(Dataset items)
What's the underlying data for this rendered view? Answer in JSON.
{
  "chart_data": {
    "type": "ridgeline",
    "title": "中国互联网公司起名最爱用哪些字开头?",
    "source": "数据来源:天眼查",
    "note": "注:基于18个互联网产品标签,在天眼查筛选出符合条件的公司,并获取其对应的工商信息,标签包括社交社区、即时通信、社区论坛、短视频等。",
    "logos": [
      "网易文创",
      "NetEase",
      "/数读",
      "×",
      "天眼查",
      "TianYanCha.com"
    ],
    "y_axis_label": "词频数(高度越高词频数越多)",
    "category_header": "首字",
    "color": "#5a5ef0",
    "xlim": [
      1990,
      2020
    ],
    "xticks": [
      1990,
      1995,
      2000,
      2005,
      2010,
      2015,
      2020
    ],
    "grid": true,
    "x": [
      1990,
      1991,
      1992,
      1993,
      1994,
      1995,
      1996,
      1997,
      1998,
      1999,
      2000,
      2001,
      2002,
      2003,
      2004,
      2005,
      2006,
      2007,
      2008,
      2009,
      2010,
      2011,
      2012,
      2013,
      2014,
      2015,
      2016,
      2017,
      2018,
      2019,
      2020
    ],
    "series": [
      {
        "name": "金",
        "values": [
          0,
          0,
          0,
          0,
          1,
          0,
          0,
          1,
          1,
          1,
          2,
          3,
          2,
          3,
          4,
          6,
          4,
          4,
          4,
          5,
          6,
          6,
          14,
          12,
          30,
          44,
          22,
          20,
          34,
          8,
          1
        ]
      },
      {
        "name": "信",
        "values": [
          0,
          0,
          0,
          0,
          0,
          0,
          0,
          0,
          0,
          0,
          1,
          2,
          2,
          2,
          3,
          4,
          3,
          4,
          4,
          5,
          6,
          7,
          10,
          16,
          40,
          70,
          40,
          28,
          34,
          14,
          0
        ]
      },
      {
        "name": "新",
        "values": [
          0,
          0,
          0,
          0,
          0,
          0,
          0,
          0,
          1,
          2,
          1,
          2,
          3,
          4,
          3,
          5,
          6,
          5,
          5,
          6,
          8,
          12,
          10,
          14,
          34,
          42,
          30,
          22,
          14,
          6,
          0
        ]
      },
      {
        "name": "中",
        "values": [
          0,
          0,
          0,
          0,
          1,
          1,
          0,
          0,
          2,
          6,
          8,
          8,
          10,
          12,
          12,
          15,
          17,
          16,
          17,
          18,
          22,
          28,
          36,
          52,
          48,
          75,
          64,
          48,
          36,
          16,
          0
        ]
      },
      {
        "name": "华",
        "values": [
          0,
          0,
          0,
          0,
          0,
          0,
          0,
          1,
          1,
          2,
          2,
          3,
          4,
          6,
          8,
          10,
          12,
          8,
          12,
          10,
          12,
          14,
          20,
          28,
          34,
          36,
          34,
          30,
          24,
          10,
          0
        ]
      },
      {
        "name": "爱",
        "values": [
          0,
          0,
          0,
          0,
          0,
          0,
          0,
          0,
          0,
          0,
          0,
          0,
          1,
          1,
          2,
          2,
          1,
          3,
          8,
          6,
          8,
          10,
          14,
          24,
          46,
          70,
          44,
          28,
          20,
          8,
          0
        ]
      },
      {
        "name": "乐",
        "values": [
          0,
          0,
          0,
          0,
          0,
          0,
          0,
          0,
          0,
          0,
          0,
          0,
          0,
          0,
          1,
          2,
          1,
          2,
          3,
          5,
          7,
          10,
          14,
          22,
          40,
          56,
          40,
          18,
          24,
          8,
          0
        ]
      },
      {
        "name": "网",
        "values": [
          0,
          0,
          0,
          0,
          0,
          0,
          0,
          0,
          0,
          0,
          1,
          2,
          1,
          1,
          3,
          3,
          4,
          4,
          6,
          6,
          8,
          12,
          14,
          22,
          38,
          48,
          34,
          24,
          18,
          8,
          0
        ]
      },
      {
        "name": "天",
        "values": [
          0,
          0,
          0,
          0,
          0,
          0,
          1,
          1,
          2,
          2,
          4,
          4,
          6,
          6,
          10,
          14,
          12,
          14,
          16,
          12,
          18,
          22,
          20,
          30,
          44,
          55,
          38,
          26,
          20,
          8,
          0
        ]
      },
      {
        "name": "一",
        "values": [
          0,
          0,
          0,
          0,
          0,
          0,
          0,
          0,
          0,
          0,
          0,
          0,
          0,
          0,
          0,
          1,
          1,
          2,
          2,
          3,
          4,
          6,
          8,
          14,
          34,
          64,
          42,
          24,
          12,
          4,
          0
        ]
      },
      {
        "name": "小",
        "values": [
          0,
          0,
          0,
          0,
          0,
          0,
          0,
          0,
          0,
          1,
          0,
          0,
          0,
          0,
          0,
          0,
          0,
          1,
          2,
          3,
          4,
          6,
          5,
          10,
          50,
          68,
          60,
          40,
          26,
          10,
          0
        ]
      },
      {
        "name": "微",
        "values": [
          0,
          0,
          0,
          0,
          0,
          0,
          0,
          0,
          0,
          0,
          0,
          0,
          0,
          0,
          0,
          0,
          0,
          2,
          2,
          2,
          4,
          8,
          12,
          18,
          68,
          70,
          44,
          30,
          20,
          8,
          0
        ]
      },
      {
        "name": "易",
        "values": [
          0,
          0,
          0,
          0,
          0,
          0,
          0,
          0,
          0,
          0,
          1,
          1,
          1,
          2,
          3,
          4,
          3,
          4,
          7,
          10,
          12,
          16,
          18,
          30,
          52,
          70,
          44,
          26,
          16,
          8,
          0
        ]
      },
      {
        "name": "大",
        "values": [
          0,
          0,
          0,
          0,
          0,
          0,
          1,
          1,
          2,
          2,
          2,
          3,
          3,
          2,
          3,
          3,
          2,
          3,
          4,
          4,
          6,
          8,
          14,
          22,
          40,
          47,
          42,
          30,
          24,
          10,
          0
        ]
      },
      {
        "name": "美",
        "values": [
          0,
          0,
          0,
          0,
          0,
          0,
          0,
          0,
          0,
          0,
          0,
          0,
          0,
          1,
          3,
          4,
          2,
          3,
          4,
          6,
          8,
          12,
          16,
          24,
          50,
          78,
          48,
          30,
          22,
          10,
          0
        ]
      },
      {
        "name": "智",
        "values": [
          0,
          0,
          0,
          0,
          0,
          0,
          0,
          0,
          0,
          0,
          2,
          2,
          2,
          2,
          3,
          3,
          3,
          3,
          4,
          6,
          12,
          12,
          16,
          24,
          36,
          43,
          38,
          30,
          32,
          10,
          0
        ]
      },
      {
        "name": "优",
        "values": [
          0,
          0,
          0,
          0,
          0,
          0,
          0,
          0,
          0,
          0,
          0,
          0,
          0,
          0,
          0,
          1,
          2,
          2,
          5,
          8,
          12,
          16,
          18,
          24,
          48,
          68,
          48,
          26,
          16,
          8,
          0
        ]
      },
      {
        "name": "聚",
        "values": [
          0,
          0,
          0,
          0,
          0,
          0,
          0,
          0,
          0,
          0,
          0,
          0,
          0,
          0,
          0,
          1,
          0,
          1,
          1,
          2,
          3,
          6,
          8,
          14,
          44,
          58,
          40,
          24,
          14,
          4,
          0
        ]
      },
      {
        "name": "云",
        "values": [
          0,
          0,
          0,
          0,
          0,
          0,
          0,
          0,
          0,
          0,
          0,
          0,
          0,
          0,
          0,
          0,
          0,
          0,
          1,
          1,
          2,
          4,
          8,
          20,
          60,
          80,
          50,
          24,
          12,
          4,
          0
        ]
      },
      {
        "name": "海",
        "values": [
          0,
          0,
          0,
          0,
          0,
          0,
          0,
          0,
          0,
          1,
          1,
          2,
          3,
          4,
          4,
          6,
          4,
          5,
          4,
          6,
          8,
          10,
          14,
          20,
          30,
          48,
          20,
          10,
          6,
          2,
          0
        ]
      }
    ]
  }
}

Request >>
Please output the entries above, every line exactly as it reads.

Problem solution >>
What's the underlying data for this rendered view? Answer in JSON.
{
  "chart_data": {
    "type": "ridgeline",
    "title": "中国互联网公司起名最爱用哪些字开头?",
    "source": "数据来源:天眼查",
    "note": "注:基于18个互联网产品标签,在天眼查筛选出符合条件的公司,并获取其对应的工商信息,标签包括社交社区、即时通信、社区论坛、短视频等。",
    "logos": [
      "网易文创",
      "NetEase",
      "/数读",
      "×",
      "天眼查",
      "TianYanCha.com"
    ],
    "y_axis_label": "词频数(高度越高词频数越多)",
    "category_header": "首字",
    "color": "#5a5ef0",
    "xlim": [
      1990,
      2020
    ],
    "xticks": [
      1990,
      1995,
      2000,
      2005,
      2010,
      2015,
      2020
    ],
    "grid": true,
    "x": [
      1990,
      1991,
      1992,
      1993,
      1994,
      1995,
      1996,
      1997,
      1998,
      1999,
      2000,
      2001,
      2002,
      2003,
      2004,
      2005,
      2006,
      2007,
      2008,
      2009,
      2010,
      2011,
      2012,
      2013,
      2014,
      2015,
      2016,
      2017,
      2018,
      2019,
      2020
    ],
    "series": [
      {
        "name": "金",
        "values": [
          0,
          0,
          0,
          0,
          1,
          0,
          0,
          1,
          1,
          1,
          2,
          3,
          2,
          3,
          4,
          6,
          4,
          4,
          4,
          5,
          6,
          6,
          14,
          12,
          30,
          44,
          22,
          20,
          34,
          8,
          1
        ]
      },
      {
        "name": "信",
        "values": [
          0,
          0,
          0,
          0,
          0,
          0,
          0,
          0,
          0,
          0,
          1,
          2,
          2,
          2,
          3,
          4,
          3,
          4,
          4,
          5,
          6,
          7,
          10,
          16,
          40,
          70,
          40,
          28,
          34,
          14,
          0
        ]
      },
      {
        "name": "新",
        "values": [
          0,
          0,
          0,
          0,
          0,
          0,
          0,
          0,
          1,
          2,
          1,
          2,
          3,
          4,
          3,
          5,
          6,
          5,
          5,
          6,
          8,
          12,
          10,
          14,
          34,
          42,
          30,
          22,
          14,
          6,
          0
        ]
      },
      {
        "name": "中",
        "values": [
          0,
          0,
          0,
          0,
          1,
          1,
          0,
          0,
          2,
          6,
          8,
          8,
          10,
          12,
          12,
          15,
          17,
          16,
          17,
          18,
          22,
          28,
          36,
          52,
          48,
          75,
          64,
          48,
          36,
          16,
          0
        ]
      },
      {
        "name": "华",
        "values": [
          0,
          0,
          0,
          0,
          0,
          0,
          0,
          1,
          1,
          2,
          2,
          3,
          4,
          6,
          8,
          10,
          12,
          8,
          12,
          10,
          12,
          14,
          20,
          28,
          34,
          36,
          34,
          30,
          24,
          10,
          0
        ]
      },
      {
        "name": "爱",
        "values": [
          0,
          0,
          0,
          0,
          0,
          0,
          0,
          0,
          0,
          0,
          0,
          0,
          1,
          1,
          2,
          2,
          1,
          3,
          8,
          6,
          8,
          10,
          14,
          24,
          46,
          70,
          44,
          28,
          20,
          8,
          0
        ]
      },
      {
        "name": "乐",
        "values": [
          0,
          0,
          0,
          0,
          0,
          0,
          0,
          0,
          0,
          0,
          0,
          0,
          0,
          0,
          1,
          2,
          1,
          2,
          3,
          5,
          7,
          10,
          14,
          22,
          40,
          56,
          40,
          18,
          24,
          8,
          0
        ]
      },
      {
        "name": "网",
        "values": [
          0,
          0,
          0,
          0,
          0,
          0,
          0,
          0,
          0,
          0,
          1,
          2,
          1,
          1,
          3,
          3,
          4,
          4,
          6,
          6,
          8,
          12,
          14,
          22,
          38,
          48,
          34,
          24,
          18,
          8,
          0
        ]
      },
      {
        "name": "天",
        "values": [
          0,
          0,
          0,
          0,
          0,
          0,
          1,
          1,
          2,
          2,
          4,
          4,
          6,
          6,
          10,
          14,
          12,
          14,
          16,
          12,
          18,
          22,
          20,
          30,
          44,
          55,
          38,
          26,
          20,
          8,
          0
        ]
      },
      {
        "name": "一",
        "values": [
          0,
          0,
          0,
          0,
          0,
          0,
          0,
          0,
          0,
          0,
          0,
          0,
          0,
          0,
          0,
          1,
          1,
          2,
          2,
          3,
          4,
          6,
          8,
          14,
          34,
          64,
          42,
          24,
          12,
          4,
          0
        ]
      },
      {
        "name": "小",
        "values": [
          0,
          0,
          0,
          0,
          0,
          0,
          0,
          0,
          0,
          1,
          0,
          0,
          0,
          0,
          0,
          0,
          0,
          1,
          2,
          3,
          4,
          6,
          5,
          10,
          50,
          68,
          60,
          40,
          26,
          10,
          0
        ]
      },
      {
        "name": "微",
        "values": [
          0,
          0,
          0,
          0,
          0,
          0,
          0,
          0,
          0,
          0,
          0,
          0,
          0,
          0,
          0,
          0,
          0,
          2,
          2,
          2,
          4,
          8,
          12,
          18,
          68,
          70,
          44,
          30,
          20,
          8,
          0
        ]
      },
      {
        "name": "易",
        "values": [
          0,
          0,
          0,
          0,
          0,
          0,
          0,
          0,
          0,
          0,
          1,
          1,
          1,
          2,
          3,
          4,
          3,
          4,
          7,
          10,
          12,
          16,
          18,
          30,
          52,
          70,
          44,
          26,
          16,
          8,
          0
        ]
      },
      {
        "name": "大",
        "values": [
          0,
          0,
          0,
          0,
          0,
          0,
          1,
          1,
          2,
          2,
          2,
          3,
          3,
          2,
          3,
          3,
          2,
          3,
          4,
          4,
          6,
          8,
          14,
          22,
          40,
          47,
          42,
          30,
          24,
          10,
          0
        ]
      },
      {
        "name": "美",
        "values": [
          0,
          0,
          0,
          0,
          0,
          0,
          0,
          0,
          0,
          0,
          0,
          0,
          0,
          1,
          3,
          4,
          2,
          3,
          4,
          6,
          8,
          12,
          16,
          24,
          50,
          78,
          48,
          30,
          22,
          10,
          0
        ]
      },
      {
        "name": "智",
        "values": [
          0,
          0,
          0,
          0,
          0,
          0,
          0,
          0,
          0,
          0,
          2,
          2,
          2,
          2,
          3,
          3,
          3,
          3,
          4,
          6,
          12,
          12,
          16,
          24,
          36,
          43,
          38,
          30,
          32,
          10,
          0
        ]
      },
      {
        "name": "优",
        "values": [
          0,
          0,
          0,
          0,
          0,
          0,
          0,
          0,
          0,
          0,
          0,
          0,
          0,
          0,
          0,
          1,
          2,
          2,
          5,
          8,
          12,
          16,
          18,
          24,
          48,
          68,
          48,
          26,
          16,
          8,
          0
        ]
      },
      {
        "name": "聚",
        "values": [
          0,
          0,
          0,
          0,
          0,
          0,
          0,
          0,
          0,
          0,
          0,
          0,
          0,
          0,
          0,
          1,
          0,
          1,
          1,
          2,
          3,
          6,
          8,
          14,
          44,
          58,
          40,
          24,
          14,
          4,
          0
        ]
      },
      {
        "name": "云",
        "values": [
          0,
          0,
          0,
          0,
          0,
          0,
          0,
          0,
          0,
          0,
          0,
          0,
          0,
          0,
          0,
          0,
          0,
          0,
          1,
          1,
          2,
          4,
          8,
          20,
          60,
          80,
          50,
          24,
          12,
          4,
          0
        ]
      },
      {
        "name": "海",
        "values": [
          0,
          0,
          0,
          0,
          0,
          0,
          0,
          0,
          0,
          1,
          1,
          2,
          3,
          4,
          4,
          6,
          4,
          5,
          4,
          6,
          8,
          10,
          14,
          20,
          30,
          48,
          20,
          10,
          6,
          2,
          0
        ]
      }
    ]
  }
}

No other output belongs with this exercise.